Pull out every line with the word "name".
## begin TASK DATA
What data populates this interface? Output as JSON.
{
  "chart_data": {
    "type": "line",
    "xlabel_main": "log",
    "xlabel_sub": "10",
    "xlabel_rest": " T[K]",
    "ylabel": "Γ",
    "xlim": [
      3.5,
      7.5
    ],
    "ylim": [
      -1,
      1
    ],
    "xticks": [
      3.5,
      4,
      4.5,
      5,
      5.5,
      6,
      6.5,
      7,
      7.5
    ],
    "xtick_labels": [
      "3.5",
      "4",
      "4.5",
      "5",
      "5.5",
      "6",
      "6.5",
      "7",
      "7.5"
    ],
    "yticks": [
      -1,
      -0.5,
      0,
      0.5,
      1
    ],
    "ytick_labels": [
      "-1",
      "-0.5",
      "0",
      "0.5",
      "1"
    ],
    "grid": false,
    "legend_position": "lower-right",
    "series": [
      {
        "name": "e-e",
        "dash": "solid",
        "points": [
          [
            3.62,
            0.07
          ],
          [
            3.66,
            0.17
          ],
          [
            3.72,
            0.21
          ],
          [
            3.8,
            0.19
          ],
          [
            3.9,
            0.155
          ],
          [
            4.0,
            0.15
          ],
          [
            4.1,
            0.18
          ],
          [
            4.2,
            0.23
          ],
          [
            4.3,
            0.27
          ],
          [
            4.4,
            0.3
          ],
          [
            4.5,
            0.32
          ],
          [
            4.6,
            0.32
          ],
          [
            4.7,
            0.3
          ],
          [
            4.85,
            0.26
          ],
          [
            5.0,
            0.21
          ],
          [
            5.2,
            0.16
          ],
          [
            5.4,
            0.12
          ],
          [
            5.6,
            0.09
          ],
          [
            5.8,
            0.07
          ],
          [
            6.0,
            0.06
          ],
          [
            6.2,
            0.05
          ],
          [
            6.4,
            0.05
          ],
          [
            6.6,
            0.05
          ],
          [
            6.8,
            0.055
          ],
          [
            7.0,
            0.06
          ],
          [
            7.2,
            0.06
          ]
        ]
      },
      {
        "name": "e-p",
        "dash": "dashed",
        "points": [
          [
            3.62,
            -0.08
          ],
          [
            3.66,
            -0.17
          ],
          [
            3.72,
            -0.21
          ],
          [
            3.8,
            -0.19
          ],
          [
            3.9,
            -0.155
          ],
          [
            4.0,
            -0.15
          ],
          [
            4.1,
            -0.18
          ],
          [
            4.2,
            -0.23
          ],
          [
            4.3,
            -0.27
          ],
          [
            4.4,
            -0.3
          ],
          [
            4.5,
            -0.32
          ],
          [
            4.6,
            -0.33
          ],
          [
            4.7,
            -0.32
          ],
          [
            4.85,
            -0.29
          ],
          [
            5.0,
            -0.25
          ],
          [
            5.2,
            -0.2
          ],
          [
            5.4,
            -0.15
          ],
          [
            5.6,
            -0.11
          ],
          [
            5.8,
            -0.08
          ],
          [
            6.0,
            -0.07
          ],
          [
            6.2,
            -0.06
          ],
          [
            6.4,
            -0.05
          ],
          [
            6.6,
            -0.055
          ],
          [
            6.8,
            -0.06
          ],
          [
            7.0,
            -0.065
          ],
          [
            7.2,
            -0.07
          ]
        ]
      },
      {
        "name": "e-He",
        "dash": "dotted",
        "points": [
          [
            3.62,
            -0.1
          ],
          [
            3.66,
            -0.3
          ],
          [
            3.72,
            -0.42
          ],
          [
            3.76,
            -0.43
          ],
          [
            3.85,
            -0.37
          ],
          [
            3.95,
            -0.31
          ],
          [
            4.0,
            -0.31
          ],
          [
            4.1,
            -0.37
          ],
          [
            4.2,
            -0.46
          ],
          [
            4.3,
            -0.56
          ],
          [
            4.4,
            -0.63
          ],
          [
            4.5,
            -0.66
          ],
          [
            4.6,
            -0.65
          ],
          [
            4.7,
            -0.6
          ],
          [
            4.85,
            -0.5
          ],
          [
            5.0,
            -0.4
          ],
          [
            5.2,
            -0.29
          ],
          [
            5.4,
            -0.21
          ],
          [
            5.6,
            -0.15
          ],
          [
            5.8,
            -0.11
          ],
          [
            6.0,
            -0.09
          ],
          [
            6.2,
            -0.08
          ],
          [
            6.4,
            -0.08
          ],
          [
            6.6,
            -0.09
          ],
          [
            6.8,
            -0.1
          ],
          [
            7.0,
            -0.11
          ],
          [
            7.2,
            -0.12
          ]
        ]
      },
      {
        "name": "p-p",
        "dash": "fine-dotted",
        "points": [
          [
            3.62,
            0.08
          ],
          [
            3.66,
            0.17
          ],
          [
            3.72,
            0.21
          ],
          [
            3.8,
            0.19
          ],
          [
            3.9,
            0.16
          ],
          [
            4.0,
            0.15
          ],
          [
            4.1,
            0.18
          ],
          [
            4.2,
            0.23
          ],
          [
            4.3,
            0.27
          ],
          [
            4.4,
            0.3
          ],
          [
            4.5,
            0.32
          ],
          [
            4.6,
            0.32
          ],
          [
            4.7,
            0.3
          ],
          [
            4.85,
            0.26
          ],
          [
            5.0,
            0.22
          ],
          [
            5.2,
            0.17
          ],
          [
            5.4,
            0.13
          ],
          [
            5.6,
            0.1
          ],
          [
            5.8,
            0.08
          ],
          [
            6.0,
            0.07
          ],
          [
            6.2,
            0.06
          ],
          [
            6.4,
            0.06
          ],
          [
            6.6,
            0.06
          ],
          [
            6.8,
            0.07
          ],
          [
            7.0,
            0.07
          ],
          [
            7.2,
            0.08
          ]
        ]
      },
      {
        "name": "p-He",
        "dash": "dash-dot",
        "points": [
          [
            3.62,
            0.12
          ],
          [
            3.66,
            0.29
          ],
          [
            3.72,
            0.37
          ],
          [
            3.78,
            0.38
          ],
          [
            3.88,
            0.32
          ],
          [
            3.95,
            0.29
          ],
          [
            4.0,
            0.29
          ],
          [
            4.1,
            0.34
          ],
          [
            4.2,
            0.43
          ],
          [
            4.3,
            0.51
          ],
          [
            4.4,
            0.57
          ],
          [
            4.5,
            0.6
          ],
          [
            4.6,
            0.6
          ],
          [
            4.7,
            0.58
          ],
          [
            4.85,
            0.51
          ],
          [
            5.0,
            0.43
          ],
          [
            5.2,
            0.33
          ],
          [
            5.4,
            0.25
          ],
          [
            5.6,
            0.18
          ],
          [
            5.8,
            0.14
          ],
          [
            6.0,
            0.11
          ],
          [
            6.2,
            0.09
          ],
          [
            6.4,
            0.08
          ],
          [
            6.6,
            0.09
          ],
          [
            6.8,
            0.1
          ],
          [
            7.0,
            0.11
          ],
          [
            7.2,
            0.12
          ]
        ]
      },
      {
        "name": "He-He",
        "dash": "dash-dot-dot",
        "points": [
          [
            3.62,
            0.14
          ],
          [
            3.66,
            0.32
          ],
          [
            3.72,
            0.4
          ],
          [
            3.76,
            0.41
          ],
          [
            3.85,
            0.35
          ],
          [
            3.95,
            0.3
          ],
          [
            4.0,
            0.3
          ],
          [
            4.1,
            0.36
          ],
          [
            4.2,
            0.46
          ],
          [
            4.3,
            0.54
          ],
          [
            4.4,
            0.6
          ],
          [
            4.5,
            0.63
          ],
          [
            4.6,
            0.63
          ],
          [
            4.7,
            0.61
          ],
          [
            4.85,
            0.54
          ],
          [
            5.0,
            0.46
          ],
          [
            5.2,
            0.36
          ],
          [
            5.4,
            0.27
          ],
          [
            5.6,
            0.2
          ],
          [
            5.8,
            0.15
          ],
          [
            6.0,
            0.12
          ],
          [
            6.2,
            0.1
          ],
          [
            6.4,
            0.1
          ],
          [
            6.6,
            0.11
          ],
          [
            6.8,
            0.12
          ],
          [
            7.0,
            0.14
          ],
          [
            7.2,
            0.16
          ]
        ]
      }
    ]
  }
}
## end TASK DATA
> [FINISHED ANSWER]:
        "name": "e-e",
        "name": "e-p",
        "name": "e-He",
        "name": "p-p",
        "name": "p-He",
        "name": "He-He",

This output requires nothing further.